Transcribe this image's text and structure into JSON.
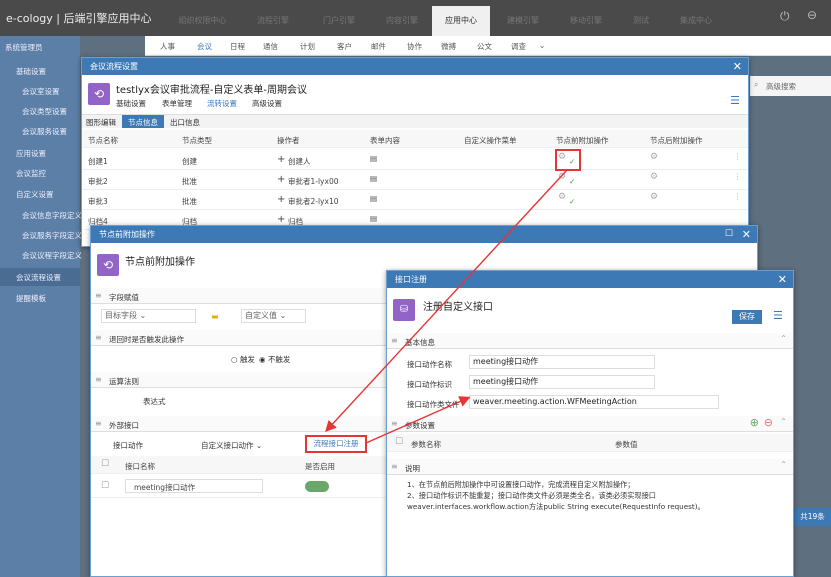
{
  "brand": "e-cology | 后端引擎应用中心",
  "top_tabs": [
    "组织权限中心",
    "流程引擎",
    "门户引擎",
    "内容引擎",
    "应用中心",
    "建模引擎",
    "移动引擎",
    "测试",
    "集成中心"
  ],
  "sub_nav": [
    "人事",
    "会议",
    "日程",
    "通信",
    "计划",
    "客户",
    "邮件",
    "协作",
    "微搏",
    "公文",
    "调查"
  ],
  "sidebar": {
    "title": "系统管理员",
    "items": [
      "基础设置",
      "会议室设置",
      "会议类型设置",
      "会议服务设置",
      "应用设置",
      "会议监控",
      "自定义设置",
      "会议信息字段定义",
      "会议服务字段定义",
      "会议议程字段定义",
      "会议流程设置",
      "提醒模板"
    ]
  },
  "adv_search": "高级搜索",
  "total": "共19条",
  "dlg1": {
    "title": "会议流程设置",
    "heading": "testlyx会议审批流程-自定义表单-周期会议",
    "tabs": [
      "基础设置",
      "表单管理",
      "流转设置",
      "高级设置"
    ],
    "subtabs": [
      "图形编辑",
      "节点信息",
      "出口信息"
    ],
    "cols": [
      "节点名称",
      "节点类型",
      "操作者",
      "表单内容",
      "自定义操作菜单",
      "节点前附加操作",
      "节点后附加操作"
    ],
    "rows": [
      {
        "name": "创建1",
        "type": "创建",
        "op": "创建人"
      },
      {
        "name": "审批2",
        "type": "批准",
        "op": "审批者1-lyx00"
      },
      {
        "name": "审批3",
        "type": "批准",
        "op": "审批者2-lyx10"
      },
      {
        "name": "归档4",
        "type": "归档",
        "op": "归档"
      }
    ]
  },
  "dlg2": {
    "title": "节点前附加操作",
    "heading": "节点前附加操作",
    "sec_field": "字段赋值",
    "target": "目标字段",
    "custom_val": "自定义值",
    "sec_return": "退回时是否触发此操作",
    "trigger": "触发",
    "not_trigger": "不触发",
    "sec_rule": "运算法则",
    "expr": "表达式",
    "sec_ext": "外部接口",
    "iface_action": "接口动作",
    "custom_action": "自定义接口动作",
    "reg_btn": "流程接口注册",
    "col_name": "接口名称",
    "col_enable": "是否启用",
    "row_name": "meeting接口动作"
  },
  "dlg3": {
    "title": "接口注册",
    "heading": "注册自定义接口",
    "save": "保存",
    "sec_basic": "基本信息",
    "l_name": "接口动作名称",
    "v_name": "meeting接口动作",
    "l_id": "接口动作标识",
    "v_id": "meeting接口动作",
    "l_class": "接口动作类文件",
    "v_class": "weaver.meeting.action.WFMeetingAction",
    "sec_param": "参数设置",
    "p_name": "参数名称",
    "p_val": "参数值",
    "sec_desc": "说明",
    "desc1": "1、在节点前后附加操作中可设置接口动作，完成流程自定义附加操作；",
    "desc2": "2、接口动作标识不能重复；接口动作类文件必须是类全名，该类必须实现接口",
    "desc3": "weaver.interfaces.workflow.action方法public String execute(RequestInfo request)。"
  }
}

**Goal**
Using the entries above, return each line in which the word "meeting接口动作" occurs.

**Correct answer**
    "row_name": "meeting接口动作"
    "v_name": "meeting接口动作",
    "v_id": "meeting接口动作",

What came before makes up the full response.